** Begin **

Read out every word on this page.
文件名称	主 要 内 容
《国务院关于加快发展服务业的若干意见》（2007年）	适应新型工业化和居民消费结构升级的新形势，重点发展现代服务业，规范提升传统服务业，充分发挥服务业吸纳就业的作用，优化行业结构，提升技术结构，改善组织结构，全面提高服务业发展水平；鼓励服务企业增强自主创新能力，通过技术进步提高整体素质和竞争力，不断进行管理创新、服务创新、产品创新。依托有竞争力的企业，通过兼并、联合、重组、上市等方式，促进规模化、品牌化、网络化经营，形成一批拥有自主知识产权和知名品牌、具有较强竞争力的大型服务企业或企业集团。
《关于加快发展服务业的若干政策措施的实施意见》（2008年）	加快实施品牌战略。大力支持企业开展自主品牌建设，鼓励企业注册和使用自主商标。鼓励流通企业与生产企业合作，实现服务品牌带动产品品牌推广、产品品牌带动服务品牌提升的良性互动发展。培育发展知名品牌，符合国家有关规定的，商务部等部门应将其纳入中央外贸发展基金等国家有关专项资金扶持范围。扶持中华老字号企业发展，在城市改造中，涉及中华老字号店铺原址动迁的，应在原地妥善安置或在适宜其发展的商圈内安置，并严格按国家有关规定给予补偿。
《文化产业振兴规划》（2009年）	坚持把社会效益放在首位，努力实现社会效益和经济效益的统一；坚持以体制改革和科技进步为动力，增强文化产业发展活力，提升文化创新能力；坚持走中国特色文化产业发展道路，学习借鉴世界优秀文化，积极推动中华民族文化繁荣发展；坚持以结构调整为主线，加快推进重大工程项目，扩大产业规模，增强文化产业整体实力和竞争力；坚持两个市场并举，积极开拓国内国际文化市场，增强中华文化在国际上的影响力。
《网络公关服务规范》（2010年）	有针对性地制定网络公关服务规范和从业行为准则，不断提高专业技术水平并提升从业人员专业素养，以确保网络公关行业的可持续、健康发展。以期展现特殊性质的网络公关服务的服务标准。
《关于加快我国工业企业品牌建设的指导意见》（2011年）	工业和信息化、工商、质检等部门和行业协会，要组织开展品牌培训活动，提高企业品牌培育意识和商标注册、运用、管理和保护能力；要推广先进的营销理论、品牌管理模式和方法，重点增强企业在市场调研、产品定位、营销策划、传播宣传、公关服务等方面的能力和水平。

** End **

> **Directive**
Output each record precisely as given.

> **Written answer**
Read out every word on this page.
文件名称	主 要 内 容
《国务院关于加快发展服务业的若干意见》（2007年）	适应新型工业化和居民消费结构升级的新形势，重点发展现代服务业，规范提升传统服务业，充分发挥服务业吸纳就业的作用，优化行业结构，提升技术结构，改善组织结构，全面提高服务业发展水平；鼓励服务企业增强自主创新能力，通过技术进步提高整体素质和竞争力，不断进行管理创新、服务创新、产品创新。依托有竞争力的企业，通过兼并、联合、重组、上市等方式，促进规模化、品牌化、网络化经营，形成一批拥有自主知识产权和知名品牌、具有较强竞争力的大型服务企业或企业集团。
《关于加快发展服务业的若干政策措施的实施意见》（2008年）	加快实施品牌战略。大力支持企业开展自主品牌建设，鼓励企业注册和使用自主商标。鼓励流通企业与生产企业合作，实现服务品牌带动产品品牌推广、产品品牌带动服务品牌提升的良性互动发展。培育发展知名品牌，符合国家有关规定的，商务部等部门应将其纳入中央外贸发展基金等国家有关专项资金扶持范围。扶持中华老字号企业发展，在城市改造中，涉及中华老字号店铺原址动迁的，应在原地妥善安置或在适宜其发展的商圈内安置，并严格按国家有关规定给予补偿。
《文化产业振兴规划》（2009年）	坚持把社会效益放在首位，努力实现社会效益和经济效益的统一；坚持以体制改革和科技进步为动力，增强文化产业发展活力，提升文化创新能力；坚持走中国特色文化产业发展道路，学习借鉴世界优秀文化，积极推动中华民族文化繁荣发展；坚持以结构调整为主线，加快推进重大工程项目，扩大产业规模，增强文化产业整体实力和竞争力；坚持两个市场并举，积极开拓国内国际文化市场，增强中华文化在国际上的影响力。
《网络公关服务规范》（2010年）	有针对性地制定网络公关服务规范和从业行为准则，不断提高专业技术水平并提升从业人员专业素养，以确保网络公关行业的可持续、健康发展。以期展现特殊性质的网络公关服务的服务标准。
《关于加快我国工业企业品牌建设的指导意见》（2011年）	工业和信息化、工商、质检等部门和行业协会，要组织开展品牌培训活动，提高企业品牌培育意识和商标注册、运用、管理和保护能力；要推广先进的营销理论、品牌管理模式和方法，重点增强企业在市场调研、产品定位、营销策划、传播宣传、公关服务等方面的能力和水平。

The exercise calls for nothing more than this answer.